GIVEN PROBLEM
Return all lines that include the string "other".

GIVEN RECORDS
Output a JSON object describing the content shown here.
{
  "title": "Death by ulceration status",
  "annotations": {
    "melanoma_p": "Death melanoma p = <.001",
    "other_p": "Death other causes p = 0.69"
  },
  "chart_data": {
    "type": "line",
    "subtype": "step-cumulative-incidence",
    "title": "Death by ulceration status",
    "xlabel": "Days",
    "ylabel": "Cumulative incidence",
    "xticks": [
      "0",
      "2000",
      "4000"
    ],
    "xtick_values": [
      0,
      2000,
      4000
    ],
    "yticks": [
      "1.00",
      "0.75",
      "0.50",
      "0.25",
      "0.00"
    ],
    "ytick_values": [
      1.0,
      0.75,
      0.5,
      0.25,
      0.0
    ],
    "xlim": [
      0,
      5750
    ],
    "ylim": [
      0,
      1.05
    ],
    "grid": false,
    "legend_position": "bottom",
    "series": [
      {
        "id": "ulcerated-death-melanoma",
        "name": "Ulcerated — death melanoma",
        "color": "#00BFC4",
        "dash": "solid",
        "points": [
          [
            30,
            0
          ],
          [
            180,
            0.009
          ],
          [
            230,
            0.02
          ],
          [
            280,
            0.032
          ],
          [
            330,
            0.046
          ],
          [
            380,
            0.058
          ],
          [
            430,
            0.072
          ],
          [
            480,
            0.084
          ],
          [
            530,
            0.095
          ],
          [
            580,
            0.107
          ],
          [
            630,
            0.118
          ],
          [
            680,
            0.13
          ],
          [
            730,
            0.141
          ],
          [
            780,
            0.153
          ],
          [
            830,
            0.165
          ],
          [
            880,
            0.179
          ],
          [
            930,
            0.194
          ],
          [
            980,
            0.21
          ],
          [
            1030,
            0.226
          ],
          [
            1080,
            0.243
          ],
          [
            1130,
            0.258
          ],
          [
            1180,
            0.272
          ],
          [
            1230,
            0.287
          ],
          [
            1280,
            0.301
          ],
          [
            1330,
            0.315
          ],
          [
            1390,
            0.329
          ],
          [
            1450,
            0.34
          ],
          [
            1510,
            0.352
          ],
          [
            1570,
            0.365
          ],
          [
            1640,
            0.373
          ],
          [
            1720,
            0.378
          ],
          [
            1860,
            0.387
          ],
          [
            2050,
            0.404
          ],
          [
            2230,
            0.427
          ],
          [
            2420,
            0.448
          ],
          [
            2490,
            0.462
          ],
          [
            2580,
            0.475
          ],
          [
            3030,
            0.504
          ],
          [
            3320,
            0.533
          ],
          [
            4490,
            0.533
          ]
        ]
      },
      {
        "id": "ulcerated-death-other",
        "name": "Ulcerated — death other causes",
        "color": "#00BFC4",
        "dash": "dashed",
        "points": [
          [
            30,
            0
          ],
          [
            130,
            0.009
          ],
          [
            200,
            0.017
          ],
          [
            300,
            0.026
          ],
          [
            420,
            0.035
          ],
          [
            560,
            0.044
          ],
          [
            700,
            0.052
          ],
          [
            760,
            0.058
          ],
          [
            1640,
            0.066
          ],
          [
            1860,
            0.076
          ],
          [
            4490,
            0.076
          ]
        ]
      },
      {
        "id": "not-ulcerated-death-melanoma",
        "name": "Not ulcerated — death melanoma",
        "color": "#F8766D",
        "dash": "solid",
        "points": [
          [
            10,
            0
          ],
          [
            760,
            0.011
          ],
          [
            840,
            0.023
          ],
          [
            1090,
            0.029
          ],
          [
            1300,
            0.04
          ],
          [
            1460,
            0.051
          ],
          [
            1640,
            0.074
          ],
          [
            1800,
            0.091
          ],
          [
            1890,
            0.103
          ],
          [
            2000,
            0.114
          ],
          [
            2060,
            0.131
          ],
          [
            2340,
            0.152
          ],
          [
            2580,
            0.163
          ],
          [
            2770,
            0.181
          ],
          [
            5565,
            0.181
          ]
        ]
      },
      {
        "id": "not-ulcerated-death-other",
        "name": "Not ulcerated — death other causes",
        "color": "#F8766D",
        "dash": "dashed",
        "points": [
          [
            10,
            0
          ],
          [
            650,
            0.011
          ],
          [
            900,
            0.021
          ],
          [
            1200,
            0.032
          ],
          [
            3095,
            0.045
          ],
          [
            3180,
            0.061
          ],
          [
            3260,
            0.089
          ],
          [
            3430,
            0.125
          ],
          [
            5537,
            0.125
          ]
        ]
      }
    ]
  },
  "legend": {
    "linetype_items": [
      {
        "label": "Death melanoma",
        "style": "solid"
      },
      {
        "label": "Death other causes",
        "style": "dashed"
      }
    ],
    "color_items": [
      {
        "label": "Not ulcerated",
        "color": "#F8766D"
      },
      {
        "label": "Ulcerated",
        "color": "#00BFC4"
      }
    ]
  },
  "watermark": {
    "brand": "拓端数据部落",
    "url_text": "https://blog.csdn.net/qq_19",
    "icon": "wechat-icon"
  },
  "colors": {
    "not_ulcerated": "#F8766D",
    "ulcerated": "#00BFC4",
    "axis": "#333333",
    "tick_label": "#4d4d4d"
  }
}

THE RESULT
    "other_p": "Death other causes p = 0.69"
        "id": "ulcerated-death-other",
        "name": "Ulcerated — death other causes",
        "id": "not-ulcerated-death-other",
        "name": "Not ulcerated — death other causes",
        "label": "Death other causes",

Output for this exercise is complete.